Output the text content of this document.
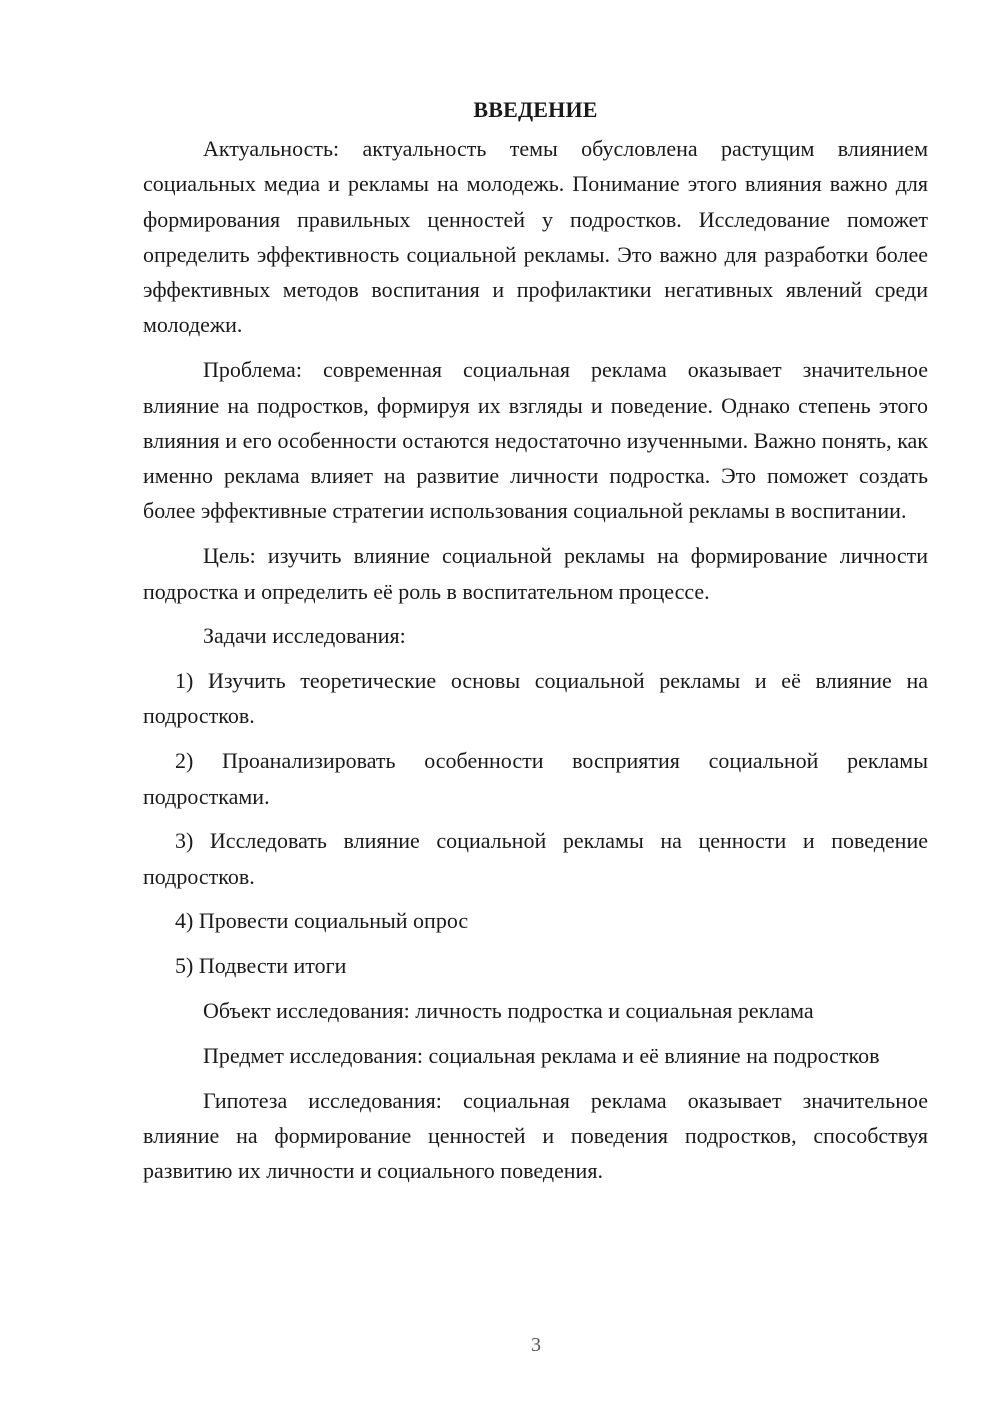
ВВЕДЕНИЕ

Актуальность: актуальность темы обусловлена растущим влиянием социальных медиа и рекламы на молодежь. Понимание этого влияния важно для формирования правильных ценностей у подростков. Исследование поможет определить эффективность социальной рекламы. Это важно для разработки более эффективных методов воспитания и профилактики негативных явлений среди молодежи.

Проблема: современная социальная реклама оказывает значительное влияние на подростков, формируя их взгляды и поведение. Однако степень этого влияния и его особенности остаются недостаточно изученными. Важно понять, как именно реклама влияет на развитие личности подростка. Это поможет создать более эффективные стратегии использования социальной рекламы в воспитании.

Цель: изучить влияние социальной рекламы на формирование личности подростка и определить её роль в воспитательном процессе.

Задачи исследования:

1) Изучить теоретические основы социальной рекламы и её влияние на подростков.

2) Проанализировать особенности восприятия социальной рекламы подростками.

3) Исследовать влияние социальной рекламы на ценности и поведение подростков.

4) Провести социальный опрос

5) Подвести итоги

Объект исследования: личность подростка и социальная реклама

Предмет исследования: социальная реклама и её влияние на подростков

Гипотеза исследования: социальная реклама оказывает значительное влияние на формирование ценностей и поведения подростков, способствуя развитию их личности и социального поведения.

3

(WHAT IS NEEDED): Scan the records for the string "исследования". Copy each line in which it appears.

(FULL RESPONSE):
Задачи исследования:
Объект исследования: личность подростка и социальная реклама
Предмет исследования: социальная реклама и её влияние на подростков
Гипотеза исследования: социальная реклама оказывает значительное влияние на формирование ценностей и поведения подростков, способствуя развитию их личности и социального поведения.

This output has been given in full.